→ Problem to solve: Will you repeat only the lines beginning at the one that mentions "Extract the chart's" and ending at the one that mentions "Reverse-engineer this chart into JSON.", both of them included, exactly?

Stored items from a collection
########

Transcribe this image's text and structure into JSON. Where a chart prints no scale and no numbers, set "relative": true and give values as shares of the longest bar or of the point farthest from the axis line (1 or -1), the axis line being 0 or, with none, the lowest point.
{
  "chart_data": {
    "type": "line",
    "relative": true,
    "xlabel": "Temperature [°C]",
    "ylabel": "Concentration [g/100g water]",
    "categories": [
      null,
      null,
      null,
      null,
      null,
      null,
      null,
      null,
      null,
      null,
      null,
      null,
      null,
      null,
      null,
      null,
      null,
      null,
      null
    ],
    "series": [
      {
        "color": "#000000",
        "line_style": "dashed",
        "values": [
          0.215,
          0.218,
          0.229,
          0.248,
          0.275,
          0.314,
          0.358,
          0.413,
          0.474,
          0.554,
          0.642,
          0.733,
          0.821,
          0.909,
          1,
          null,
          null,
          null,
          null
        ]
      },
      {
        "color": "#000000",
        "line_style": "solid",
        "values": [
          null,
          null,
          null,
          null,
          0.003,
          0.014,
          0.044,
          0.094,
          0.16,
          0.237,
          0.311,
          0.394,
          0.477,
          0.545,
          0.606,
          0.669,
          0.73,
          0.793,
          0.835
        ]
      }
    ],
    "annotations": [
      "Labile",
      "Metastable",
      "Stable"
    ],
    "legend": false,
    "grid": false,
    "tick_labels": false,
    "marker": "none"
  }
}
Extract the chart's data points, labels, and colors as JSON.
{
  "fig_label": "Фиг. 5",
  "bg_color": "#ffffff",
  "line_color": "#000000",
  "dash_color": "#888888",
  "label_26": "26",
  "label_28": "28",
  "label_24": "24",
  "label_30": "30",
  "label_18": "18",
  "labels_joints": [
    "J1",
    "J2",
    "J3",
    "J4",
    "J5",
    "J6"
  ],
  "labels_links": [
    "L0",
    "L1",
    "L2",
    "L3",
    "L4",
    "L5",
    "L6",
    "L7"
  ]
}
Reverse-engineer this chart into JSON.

########

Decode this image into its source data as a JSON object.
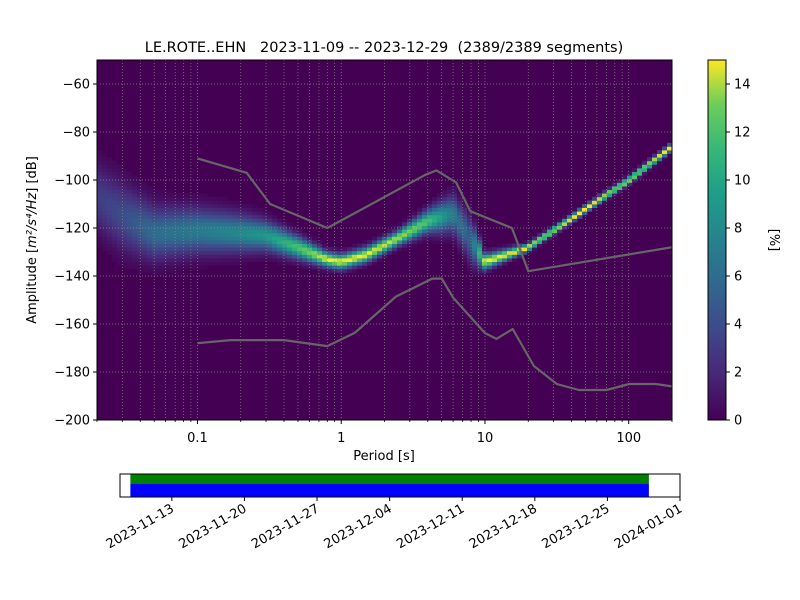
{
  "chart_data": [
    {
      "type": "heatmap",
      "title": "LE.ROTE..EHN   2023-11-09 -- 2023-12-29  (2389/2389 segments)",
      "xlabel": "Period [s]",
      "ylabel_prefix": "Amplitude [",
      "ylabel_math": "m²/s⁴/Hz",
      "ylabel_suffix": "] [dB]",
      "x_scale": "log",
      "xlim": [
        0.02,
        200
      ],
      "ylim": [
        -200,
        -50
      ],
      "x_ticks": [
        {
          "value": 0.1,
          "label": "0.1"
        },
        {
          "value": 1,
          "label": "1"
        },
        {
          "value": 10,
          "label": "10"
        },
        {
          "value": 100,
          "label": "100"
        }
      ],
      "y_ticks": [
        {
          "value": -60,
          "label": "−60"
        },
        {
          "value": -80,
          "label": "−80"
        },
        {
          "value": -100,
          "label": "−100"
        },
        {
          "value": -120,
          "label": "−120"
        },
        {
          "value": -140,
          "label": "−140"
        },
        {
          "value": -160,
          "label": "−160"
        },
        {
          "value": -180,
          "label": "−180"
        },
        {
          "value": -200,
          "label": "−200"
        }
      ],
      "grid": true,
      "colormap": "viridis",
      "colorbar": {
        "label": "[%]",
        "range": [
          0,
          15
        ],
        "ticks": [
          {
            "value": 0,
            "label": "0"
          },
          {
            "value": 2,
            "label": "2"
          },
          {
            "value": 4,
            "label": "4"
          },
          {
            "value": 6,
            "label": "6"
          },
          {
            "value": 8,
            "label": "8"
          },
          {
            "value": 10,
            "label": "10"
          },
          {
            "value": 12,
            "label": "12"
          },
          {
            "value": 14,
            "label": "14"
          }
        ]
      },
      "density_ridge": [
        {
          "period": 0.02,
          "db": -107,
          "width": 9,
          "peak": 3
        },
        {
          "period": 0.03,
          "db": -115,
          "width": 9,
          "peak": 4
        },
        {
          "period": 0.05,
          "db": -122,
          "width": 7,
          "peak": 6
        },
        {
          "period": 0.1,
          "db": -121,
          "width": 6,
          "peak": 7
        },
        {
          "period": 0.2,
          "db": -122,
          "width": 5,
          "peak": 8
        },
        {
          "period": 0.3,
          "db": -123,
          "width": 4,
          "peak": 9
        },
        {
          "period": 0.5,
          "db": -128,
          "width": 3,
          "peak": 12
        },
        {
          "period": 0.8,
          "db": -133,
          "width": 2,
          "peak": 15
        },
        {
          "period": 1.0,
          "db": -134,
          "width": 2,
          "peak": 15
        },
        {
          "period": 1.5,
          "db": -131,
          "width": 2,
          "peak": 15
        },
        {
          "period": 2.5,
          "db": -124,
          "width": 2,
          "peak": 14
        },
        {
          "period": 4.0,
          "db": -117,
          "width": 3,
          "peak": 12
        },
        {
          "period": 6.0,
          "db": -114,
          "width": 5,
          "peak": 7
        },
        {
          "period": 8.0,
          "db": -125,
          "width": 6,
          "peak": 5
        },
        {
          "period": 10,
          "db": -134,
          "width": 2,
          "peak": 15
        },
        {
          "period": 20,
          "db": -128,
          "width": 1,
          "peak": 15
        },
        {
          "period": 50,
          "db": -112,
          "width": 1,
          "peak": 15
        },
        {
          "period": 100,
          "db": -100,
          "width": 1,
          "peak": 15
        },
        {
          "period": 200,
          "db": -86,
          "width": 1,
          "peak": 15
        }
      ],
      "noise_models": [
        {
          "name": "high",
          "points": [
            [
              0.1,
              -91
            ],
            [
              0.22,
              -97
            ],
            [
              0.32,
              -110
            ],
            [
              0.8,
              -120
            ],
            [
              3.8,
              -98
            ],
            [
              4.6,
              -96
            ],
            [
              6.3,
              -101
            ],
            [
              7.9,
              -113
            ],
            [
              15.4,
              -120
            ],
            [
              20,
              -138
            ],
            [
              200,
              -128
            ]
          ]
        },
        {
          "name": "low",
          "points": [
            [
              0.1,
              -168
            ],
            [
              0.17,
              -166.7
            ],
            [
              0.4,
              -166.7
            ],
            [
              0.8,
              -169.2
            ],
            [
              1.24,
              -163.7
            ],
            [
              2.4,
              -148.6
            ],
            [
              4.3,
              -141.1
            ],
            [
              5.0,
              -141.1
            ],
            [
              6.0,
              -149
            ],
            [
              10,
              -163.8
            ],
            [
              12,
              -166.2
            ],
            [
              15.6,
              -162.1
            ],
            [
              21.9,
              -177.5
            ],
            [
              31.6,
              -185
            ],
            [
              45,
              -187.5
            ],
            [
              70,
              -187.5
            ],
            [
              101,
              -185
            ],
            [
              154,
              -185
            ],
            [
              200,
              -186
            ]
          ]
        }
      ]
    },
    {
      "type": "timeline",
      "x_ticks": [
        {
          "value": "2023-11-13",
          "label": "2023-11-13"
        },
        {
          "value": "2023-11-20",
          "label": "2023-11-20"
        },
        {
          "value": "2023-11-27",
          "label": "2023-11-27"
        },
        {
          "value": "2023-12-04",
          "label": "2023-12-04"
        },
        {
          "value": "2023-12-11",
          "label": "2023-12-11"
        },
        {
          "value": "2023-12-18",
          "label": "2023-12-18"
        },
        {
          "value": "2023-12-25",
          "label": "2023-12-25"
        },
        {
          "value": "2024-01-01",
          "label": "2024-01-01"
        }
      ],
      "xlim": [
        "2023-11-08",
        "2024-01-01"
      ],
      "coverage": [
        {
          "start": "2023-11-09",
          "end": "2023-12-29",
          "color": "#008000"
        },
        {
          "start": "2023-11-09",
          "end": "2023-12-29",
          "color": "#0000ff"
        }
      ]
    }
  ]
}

########

→ Worked solution:
Extract the chart's data points, labels, and colors as JSON.
{
  "fig_label": "Фиг. 5",
  "bg_color": "#ffffff",
  "line_color": "#000000",
  "dash_color": "#888888",
  "label_26": "26",
  "label_28": "28",
  "label_24": "24",
  "label_30": "30",
  "label_18": "18",
  "labels_joints": [
    "J1",
    "J2",
    "J3",
    "J4",
    "J5",
    "J6"
  ],
  "labels_links": [
    "L0",
    "L1",
    "L2",
    "L3",
    "L4",
    "L5",
    "L6",
    "L7"
  ]
}
Reverse-engineer this chart into JSON.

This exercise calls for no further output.